Dataset items

— BEGIN —

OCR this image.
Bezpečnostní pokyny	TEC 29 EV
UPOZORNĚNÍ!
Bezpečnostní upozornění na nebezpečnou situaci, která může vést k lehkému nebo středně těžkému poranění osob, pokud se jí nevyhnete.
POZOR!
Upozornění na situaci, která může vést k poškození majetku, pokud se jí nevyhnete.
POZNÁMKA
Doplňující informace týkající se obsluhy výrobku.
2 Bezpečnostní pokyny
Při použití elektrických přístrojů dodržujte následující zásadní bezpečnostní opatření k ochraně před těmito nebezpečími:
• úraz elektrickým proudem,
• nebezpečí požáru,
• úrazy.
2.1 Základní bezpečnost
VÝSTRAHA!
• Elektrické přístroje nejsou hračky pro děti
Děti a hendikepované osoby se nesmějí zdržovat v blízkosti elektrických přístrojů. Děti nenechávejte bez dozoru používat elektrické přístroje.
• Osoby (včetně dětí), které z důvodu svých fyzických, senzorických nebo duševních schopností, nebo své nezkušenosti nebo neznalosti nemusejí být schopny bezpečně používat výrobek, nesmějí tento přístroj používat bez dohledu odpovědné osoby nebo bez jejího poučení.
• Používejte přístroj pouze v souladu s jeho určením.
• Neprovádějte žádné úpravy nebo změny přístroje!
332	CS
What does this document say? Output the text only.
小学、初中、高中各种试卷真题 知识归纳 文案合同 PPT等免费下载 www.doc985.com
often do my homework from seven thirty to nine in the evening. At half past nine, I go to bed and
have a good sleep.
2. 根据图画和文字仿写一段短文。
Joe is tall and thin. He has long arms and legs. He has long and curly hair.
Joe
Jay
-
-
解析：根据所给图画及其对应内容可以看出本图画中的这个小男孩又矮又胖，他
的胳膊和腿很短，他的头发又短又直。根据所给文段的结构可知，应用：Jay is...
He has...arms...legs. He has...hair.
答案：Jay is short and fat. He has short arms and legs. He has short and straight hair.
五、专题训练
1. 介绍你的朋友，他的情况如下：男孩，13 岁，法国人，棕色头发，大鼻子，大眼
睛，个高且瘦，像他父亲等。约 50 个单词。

— END —

EXERCISE PROMPT: Retype exactly the lines from the one containing "What does this" through the last line of the records above, including both.

IN RESPONSE:
What does this document say? Output the text only.
小学、初中、高中各种试卷真题 知识归纳 文案合同 PPT等免费下载 www.doc985.com
often do my homework from seven thirty to nine in the evening. At half past nine, I go to bed and
have a good sleep.
2. 根据图画和文字仿写一段短文。
Joe is tall and thin. He has long arms and legs. He has long and curly hair.
Joe
Jay
-
-
解析：根据所给图画及其对应内容可以看出本图画中的这个小男孩又矮又胖，他
的胳膊和腿很短，他的头发又短又直。根据所给文段的结构可知，应用：Jay is...
He has...arms...legs. He has...hair.
答案：Jay is short and fat. He has short arms and legs. He has short and straight hair.
五、专题训练
1. 介绍你的朋友，他的情况如下：男孩，13 岁，法国人，棕色头发，大鼻子，大眼
睛，个高且瘦，像他父亲等。约 50 个单词。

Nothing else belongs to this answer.